* _EXERCISE DETAILS_
Find each line with the string "года" and report it.

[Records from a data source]
/---

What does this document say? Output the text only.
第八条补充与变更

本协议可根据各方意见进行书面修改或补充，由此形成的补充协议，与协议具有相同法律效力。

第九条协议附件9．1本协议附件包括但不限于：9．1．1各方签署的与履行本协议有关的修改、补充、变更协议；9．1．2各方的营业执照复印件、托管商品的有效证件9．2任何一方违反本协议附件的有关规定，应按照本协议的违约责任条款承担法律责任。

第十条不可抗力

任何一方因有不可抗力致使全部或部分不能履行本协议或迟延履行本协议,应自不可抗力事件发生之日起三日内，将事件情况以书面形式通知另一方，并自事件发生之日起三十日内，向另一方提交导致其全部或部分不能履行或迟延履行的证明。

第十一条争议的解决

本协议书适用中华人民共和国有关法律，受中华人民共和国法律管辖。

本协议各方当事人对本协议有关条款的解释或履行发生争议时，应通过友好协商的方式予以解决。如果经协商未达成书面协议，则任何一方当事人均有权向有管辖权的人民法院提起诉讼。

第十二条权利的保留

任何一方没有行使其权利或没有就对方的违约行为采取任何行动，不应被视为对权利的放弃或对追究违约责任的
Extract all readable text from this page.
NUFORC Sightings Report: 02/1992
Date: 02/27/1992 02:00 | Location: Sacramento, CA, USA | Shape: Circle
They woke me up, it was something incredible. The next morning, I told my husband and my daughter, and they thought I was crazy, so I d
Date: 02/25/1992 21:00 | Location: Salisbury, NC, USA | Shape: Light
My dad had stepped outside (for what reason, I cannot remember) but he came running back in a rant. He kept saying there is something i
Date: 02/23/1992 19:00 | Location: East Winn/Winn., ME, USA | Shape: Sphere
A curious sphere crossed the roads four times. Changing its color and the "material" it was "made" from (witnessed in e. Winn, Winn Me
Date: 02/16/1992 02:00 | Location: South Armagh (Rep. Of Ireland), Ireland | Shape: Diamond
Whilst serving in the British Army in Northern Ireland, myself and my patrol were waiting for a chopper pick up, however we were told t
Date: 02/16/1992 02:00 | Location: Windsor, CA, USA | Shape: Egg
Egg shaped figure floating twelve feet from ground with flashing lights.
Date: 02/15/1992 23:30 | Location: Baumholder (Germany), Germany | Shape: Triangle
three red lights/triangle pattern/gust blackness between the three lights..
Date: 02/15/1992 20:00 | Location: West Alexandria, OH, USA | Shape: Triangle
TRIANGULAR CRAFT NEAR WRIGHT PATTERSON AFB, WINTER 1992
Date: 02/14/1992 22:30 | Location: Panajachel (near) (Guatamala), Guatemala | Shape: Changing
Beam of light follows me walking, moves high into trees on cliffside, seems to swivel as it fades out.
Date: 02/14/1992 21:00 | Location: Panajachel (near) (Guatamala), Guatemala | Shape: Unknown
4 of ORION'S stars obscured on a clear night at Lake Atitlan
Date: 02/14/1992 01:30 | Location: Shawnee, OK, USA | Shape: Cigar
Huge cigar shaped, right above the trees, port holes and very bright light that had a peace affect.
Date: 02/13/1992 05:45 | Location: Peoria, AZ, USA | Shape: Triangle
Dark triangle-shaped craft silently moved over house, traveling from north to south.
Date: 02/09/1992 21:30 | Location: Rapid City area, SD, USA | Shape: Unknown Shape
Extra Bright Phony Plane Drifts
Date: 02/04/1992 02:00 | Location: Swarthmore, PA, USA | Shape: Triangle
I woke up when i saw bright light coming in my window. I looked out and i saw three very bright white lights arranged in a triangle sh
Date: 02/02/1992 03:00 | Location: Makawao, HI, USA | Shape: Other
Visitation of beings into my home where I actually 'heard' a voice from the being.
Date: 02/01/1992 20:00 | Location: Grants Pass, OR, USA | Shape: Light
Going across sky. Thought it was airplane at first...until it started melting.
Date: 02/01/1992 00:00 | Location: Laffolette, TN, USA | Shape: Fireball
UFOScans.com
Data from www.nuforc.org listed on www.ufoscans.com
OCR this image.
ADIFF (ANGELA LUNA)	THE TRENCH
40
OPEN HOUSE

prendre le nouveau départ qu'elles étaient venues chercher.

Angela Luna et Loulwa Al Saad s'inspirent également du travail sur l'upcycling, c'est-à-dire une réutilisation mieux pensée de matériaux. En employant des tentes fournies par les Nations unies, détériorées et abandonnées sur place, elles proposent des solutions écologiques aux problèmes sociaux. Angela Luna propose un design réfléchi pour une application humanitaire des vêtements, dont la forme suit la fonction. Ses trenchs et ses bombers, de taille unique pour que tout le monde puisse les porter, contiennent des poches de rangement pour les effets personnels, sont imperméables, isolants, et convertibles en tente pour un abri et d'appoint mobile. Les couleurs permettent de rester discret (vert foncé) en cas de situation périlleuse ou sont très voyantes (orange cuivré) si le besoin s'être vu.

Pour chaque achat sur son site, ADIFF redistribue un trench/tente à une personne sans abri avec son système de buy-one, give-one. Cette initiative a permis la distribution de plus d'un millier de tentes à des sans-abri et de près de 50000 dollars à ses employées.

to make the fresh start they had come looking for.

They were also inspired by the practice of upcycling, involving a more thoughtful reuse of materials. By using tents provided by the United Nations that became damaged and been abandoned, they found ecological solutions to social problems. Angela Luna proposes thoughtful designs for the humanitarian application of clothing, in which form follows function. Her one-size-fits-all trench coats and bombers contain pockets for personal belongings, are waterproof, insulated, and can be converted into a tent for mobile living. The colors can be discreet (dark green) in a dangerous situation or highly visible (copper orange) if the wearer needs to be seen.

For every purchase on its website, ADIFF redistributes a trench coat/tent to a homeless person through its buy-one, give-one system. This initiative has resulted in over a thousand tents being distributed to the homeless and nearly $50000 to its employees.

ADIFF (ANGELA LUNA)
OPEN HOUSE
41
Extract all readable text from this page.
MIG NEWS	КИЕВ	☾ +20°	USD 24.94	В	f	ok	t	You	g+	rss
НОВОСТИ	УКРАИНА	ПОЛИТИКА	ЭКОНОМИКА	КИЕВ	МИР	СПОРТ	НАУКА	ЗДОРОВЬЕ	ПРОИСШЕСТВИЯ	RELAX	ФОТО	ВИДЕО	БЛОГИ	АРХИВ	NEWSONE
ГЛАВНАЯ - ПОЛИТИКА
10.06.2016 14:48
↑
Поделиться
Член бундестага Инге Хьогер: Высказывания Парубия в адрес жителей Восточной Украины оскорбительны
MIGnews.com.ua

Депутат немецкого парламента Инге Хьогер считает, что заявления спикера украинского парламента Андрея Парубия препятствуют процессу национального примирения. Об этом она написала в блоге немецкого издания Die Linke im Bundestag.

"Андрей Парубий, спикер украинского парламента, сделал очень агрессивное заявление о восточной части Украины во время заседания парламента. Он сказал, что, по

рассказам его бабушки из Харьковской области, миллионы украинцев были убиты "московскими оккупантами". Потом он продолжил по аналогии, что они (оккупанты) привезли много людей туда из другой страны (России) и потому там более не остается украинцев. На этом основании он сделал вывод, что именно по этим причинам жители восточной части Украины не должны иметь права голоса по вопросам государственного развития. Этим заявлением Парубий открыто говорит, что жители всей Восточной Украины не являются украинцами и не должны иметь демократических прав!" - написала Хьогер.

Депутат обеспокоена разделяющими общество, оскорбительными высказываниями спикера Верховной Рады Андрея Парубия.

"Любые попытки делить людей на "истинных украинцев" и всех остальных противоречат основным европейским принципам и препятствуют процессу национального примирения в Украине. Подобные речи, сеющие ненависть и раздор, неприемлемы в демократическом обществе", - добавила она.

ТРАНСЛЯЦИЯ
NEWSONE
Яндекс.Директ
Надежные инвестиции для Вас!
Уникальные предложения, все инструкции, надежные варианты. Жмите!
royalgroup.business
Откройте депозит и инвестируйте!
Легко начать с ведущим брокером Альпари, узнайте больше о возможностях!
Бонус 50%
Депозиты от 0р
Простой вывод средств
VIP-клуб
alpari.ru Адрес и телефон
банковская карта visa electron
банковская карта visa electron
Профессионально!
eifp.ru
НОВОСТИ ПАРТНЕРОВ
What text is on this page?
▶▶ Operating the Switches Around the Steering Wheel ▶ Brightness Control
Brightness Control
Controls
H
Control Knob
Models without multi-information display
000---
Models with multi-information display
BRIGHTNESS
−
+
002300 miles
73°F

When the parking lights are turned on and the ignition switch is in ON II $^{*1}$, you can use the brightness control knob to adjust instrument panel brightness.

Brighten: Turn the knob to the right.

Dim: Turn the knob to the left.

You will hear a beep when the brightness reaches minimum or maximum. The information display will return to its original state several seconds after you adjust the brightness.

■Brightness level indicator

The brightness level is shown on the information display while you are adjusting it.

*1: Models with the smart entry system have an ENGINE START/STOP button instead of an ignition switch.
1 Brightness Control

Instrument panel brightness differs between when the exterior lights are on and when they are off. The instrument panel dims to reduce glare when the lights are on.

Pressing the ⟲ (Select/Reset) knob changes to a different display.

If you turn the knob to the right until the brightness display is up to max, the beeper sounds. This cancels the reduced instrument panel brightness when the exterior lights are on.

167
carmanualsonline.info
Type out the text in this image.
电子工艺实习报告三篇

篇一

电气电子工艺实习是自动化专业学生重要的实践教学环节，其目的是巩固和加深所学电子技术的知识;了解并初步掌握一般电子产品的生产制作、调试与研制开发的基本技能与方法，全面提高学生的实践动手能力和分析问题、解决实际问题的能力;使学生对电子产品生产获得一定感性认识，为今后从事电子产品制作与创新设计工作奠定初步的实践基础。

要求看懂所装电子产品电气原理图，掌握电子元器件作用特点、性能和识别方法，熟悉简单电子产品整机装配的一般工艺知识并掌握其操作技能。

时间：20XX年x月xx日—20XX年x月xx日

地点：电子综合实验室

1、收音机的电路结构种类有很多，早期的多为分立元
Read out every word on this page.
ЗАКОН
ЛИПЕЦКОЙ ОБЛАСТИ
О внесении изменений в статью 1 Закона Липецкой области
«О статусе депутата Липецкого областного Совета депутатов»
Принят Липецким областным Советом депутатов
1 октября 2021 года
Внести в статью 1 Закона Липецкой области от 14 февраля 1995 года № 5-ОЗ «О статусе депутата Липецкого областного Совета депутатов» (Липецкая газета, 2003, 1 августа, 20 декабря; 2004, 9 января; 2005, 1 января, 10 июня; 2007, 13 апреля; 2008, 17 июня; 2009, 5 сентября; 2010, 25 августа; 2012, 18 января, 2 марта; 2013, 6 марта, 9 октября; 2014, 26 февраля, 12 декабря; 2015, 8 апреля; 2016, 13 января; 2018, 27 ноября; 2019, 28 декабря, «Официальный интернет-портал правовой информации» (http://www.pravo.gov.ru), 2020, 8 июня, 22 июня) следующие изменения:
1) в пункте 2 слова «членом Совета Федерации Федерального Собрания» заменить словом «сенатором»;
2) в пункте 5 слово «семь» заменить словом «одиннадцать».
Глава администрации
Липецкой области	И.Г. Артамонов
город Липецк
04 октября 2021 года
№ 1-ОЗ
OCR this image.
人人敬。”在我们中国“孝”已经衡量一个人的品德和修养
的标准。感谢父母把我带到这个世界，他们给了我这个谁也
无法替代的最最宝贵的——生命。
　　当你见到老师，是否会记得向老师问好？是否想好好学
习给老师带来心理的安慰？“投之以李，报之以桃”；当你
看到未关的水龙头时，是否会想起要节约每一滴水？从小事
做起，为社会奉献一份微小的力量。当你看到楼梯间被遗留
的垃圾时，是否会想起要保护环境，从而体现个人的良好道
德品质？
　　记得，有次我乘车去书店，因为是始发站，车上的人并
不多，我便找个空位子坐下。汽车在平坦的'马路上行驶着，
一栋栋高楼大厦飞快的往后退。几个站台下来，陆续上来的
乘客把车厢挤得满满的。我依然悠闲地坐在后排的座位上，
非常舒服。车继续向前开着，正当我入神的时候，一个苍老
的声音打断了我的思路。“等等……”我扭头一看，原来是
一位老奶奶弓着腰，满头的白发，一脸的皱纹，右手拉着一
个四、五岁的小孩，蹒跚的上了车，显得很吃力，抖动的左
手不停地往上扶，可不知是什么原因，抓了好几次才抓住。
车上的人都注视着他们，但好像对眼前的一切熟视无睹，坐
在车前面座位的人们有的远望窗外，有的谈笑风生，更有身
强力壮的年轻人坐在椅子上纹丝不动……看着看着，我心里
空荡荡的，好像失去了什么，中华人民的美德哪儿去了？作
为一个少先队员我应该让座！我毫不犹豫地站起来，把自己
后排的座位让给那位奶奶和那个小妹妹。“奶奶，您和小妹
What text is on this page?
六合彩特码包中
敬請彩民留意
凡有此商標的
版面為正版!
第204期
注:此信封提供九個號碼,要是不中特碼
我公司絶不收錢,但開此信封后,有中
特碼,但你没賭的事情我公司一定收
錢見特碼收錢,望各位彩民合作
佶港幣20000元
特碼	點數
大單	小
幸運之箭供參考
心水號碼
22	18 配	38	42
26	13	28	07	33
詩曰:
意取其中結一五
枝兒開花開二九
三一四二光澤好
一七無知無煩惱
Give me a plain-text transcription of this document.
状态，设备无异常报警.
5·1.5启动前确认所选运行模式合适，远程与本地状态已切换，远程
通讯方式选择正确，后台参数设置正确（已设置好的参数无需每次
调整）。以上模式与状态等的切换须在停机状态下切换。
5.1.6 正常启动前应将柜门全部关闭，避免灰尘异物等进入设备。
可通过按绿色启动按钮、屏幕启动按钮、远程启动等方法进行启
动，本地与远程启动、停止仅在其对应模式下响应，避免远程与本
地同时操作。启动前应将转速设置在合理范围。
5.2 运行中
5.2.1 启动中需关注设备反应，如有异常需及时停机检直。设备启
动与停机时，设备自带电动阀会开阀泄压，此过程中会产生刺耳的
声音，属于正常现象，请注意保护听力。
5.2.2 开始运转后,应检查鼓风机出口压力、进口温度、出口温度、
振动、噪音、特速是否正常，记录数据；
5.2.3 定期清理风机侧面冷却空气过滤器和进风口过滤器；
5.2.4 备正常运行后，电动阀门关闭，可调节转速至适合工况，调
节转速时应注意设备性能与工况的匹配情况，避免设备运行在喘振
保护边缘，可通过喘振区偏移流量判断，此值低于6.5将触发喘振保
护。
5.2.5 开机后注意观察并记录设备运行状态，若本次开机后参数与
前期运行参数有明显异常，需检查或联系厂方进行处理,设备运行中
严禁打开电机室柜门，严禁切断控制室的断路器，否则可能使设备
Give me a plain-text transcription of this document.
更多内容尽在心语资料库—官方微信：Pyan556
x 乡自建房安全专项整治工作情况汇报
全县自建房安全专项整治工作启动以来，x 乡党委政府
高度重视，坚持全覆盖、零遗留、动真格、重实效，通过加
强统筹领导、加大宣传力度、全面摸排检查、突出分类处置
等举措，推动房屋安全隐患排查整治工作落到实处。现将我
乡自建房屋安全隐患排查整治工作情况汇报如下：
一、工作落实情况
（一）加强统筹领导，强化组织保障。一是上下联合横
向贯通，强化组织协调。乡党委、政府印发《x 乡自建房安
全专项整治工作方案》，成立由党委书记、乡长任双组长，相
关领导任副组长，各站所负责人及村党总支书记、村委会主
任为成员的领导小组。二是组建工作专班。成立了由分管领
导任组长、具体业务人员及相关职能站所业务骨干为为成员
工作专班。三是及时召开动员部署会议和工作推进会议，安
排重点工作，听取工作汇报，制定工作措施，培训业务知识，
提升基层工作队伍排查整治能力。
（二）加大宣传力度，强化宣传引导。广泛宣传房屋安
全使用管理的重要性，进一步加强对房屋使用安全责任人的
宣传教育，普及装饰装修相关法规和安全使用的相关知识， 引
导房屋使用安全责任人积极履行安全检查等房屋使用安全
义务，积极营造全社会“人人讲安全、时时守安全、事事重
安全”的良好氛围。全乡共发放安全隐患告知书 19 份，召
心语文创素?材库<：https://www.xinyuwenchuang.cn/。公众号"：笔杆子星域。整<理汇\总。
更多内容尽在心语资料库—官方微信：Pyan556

\---

* _EXPECTED OUTPUT_
1 октября 2021 года
Внести в статью 1 Закона Липецкой области от 14 февраля 1995 года № 5-ОЗ «О статусе депутата Липецкого областного Совета депутатов» (Липецкая газета, 2003, 1 августа, 20 декабря; 2004, 9 января; 2005, 1 января, 10 июня; 2007, 13 апреля; 2008, 17 июня; 2009, 5 сентября; 2010, 25 августа; 2012, 18 января, 2 марта; 2013, 6 марта, 9 октября; 2014, 26 февраля, 12 декабря; 2015, 8 апреля; 2016, 13 января; 2018, 27 ноября; 2019, 28 декабря, «Официальный интернет-портал правовой информации» (http://www.pravo.gov.ru), 2020, 8 июня, 22 июня) следующие изменения:
04 октября 2021 года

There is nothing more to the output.